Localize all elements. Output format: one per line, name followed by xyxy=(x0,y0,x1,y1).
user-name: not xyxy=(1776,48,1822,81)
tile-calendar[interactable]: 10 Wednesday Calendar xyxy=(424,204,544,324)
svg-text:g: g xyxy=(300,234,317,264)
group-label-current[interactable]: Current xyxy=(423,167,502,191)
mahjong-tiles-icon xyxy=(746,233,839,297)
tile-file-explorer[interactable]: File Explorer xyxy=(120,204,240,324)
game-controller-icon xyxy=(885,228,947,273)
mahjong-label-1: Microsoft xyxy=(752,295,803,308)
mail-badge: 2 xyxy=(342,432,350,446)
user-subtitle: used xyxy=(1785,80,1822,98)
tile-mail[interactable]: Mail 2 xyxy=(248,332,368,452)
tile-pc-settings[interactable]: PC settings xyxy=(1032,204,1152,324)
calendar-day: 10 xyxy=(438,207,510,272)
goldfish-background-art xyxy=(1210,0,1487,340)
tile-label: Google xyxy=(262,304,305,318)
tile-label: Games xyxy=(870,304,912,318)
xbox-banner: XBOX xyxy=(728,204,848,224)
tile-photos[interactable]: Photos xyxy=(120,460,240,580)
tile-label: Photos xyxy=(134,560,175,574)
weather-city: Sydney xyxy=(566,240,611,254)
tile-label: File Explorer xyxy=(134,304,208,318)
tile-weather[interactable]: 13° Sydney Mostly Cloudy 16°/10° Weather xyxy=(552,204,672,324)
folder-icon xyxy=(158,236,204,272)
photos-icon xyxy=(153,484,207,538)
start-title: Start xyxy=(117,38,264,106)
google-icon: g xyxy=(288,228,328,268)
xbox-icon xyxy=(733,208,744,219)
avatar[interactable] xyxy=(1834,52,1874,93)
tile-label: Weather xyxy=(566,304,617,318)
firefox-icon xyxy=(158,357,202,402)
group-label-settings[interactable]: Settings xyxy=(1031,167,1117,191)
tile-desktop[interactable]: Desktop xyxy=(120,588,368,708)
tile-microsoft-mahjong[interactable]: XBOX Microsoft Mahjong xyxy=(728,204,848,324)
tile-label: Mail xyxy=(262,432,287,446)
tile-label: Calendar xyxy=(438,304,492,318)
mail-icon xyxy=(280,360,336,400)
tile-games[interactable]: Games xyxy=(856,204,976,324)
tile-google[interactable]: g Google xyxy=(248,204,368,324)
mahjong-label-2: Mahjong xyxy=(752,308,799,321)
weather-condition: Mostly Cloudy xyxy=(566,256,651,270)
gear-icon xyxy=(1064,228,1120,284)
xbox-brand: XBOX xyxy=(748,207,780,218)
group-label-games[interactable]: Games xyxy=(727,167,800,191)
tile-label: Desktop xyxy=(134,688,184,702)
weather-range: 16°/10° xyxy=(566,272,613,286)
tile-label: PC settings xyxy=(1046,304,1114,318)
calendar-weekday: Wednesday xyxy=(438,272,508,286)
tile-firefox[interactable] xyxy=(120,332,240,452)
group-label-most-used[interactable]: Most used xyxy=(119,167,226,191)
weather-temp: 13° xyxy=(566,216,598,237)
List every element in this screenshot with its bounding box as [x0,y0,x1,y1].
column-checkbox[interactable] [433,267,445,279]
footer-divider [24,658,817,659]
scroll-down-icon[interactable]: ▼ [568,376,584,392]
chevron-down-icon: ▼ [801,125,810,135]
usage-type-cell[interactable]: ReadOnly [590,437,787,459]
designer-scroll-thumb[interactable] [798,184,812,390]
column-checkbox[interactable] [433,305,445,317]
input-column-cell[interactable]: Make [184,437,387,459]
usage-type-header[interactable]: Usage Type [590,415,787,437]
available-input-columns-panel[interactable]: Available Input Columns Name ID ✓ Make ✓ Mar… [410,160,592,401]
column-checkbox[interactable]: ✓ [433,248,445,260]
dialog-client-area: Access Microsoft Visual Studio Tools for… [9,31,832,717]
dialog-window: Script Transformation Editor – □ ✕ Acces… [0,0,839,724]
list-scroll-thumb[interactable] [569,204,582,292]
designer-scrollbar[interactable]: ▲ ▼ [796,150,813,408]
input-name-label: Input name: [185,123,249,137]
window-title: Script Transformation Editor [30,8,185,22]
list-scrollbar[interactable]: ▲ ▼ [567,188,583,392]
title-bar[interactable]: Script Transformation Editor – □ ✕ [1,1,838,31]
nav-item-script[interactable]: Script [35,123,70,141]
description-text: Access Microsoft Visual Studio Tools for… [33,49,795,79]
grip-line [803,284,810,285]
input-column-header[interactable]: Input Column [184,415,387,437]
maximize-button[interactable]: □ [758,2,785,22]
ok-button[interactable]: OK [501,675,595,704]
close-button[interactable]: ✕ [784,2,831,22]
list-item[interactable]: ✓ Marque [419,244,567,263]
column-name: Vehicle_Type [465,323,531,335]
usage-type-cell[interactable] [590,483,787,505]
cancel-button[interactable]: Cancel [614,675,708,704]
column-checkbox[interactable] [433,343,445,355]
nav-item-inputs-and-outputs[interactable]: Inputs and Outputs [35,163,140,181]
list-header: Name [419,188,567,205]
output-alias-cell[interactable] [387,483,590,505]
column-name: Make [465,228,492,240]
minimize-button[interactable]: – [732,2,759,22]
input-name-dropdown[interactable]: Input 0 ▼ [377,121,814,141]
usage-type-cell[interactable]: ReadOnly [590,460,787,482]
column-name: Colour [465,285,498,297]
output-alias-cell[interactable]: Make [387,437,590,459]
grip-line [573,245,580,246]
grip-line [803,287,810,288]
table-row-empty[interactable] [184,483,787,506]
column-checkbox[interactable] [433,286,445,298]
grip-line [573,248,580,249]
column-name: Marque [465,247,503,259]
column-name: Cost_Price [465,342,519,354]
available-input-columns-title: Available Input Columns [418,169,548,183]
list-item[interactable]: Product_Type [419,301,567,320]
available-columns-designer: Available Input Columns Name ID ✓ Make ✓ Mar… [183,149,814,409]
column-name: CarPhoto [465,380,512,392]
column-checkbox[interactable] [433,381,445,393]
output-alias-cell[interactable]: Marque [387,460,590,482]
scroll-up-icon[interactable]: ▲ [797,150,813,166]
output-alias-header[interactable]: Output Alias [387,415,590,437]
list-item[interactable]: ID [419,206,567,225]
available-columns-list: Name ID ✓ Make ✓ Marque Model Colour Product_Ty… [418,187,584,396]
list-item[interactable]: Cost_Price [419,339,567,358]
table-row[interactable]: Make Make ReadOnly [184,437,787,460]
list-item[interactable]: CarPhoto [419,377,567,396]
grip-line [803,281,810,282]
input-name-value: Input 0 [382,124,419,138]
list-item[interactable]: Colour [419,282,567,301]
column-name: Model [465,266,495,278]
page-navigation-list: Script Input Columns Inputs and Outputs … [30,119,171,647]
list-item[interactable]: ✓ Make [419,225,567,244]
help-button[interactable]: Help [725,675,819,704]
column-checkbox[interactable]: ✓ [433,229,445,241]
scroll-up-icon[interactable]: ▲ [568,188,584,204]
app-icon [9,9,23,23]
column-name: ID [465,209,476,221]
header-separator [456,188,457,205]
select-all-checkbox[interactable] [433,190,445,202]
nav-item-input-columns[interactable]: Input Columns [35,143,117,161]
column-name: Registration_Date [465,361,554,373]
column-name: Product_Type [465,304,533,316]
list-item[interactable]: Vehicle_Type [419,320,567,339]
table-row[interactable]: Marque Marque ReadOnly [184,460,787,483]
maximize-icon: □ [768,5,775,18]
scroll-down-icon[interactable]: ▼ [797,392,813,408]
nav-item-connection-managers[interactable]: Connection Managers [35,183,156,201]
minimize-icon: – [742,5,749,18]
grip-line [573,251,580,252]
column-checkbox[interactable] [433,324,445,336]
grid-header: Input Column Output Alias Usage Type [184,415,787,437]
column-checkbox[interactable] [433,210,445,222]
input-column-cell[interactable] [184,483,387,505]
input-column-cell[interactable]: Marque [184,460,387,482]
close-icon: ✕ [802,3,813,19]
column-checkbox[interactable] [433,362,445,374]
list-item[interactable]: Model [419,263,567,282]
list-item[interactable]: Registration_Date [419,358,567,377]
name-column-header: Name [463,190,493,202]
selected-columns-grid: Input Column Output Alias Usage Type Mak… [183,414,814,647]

* * * *

Render the rows above as a Markdown table, from the first row up to and including the row with "group-label-games[interactable]: Games xyxy=(727,167,800,191)". Use the columns Line No. and Row Text, and skip any blank lines.

| Line No. | Row Text |
|---|---|
| 1 | Localize all elements. Output format: one per line, name followed by xyxy=(x0,y0,x1,y1). |
| 2 | user-name: not xyxy=(1776,48,1822,81) |
| 3 | tile-calendar[interactable]: 10 Wednesday Calendar xyxy=(424,204,544,324) |
| 4 | svg-text:g: g xyxy=(300,234,317,264) |
| 5 | group-label-current[interactable]: Current xyxy=(423,167,502,191) |
| 6 | mahjong-tiles-icon xyxy=(746,233,839,297) |
| 7 | tile-file-explorer[interactable]: File Explorer xyxy=(120,204,240,324) |
| 8 | game-controller-icon xyxy=(885,228,947,273) |
| 9 | mahjong-label-1: Microsoft xyxy=(752,295,803,308) |
| 10 | mail-badge: 2 xyxy=(342,432,350,446) |
| 11 | user-subtitle: used xyxy=(1785,80,1822,98) |
| 12 | tile-mail[interactable]: Mail 2 xyxy=(248,332,368,452) |
| 13 | tile-pc-settings[interactable]: PC settings xyxy=(1032,204,1152,324) |
| 14 | calendar-day: 10 xyxy=(438,207,510,272) |
| 15 | goldfish-background-art xyxy=(1210,0,1487,340) |
| 16 | tile-label: Google xyxy=(262,304,305,318) |
| 17 | tile-label: Games xyxy=(870,304,912,318) |
| 18 | xbox-banner: XBOX xyxy=(728,204,848,224) |
| 19 | tile-photos[interactable]: Photos xyxy=(120,460,240,580) |
| 20 | tile-label: Photos xyxy=(134,560,175,574) |
| 21 | weather-city: Sydney xyxy=(566,240,611,254) |
| 22 | tile-label: File Explorer xyxy=(134,304,208,318) |
| 23 | tile-weather[interactable]: 13° Sydney Mostly Cloudy 16°/10° Weather xyxy=(552,204,672,324) |
| 24 | folder-icon xyxy=(158,236,204,272) |
| 25 | photos-icon xyxy=(153,484,207,538) |
| 26 | start-title: Start xyxy=(117,38,264,106) |
| 27 | google-icon: g xyxy=(288,228,328,268) |
| 28 | xbox-icon xyxy=(733,208,744,219) |
| 29 | avatar[interactable] xyxy=(1834,52,1874,93) |
| 30 | tile-label: Weather xyxy=(566,304,617,318) |
| 31 | firefox-icon xyxy=(158,357,202,402) |
| 32 | group-label-settings[interactable]: Settings xyxy=(1031,167,1117,191) |
| 33 | tile-desktop[interactable]: Desktop xyxy=(120,588,368,708) |
| 34 | tile-microsoft-mahjong[interactable]: XBOX Microsoft Mahjong xyxy=(728,204,848,324) |
| 35 | tile-label: Mail xyxy=(262,432,287,446) |
| 36 | tile-label: Calendar xyxy=(438,304,492,318) |
| 37 | mail-icon xyxy=(280,360,336,400) |
| 38 | tile-games[interactable]: Games xyxy=(856,204,976,324) |
| 39 | tile-google[interactable]: g Google xyxy=(248,204,368,324) |
| 40 | mahjong-label-2: Mahjong xyxy=(752,308,799,321) |
| 41 | weather-condition: Mostly Cloudy xyxy=(566,256,651,270) |
| 42 | gear-icon xyxy=(1064,228,1120,284) |
| 43 | xbox-brand: XBOX xyxy=(748,207,780,218) |
| 44 | group-label-games[interactable]: Games xyxy=(727,167,800,191) |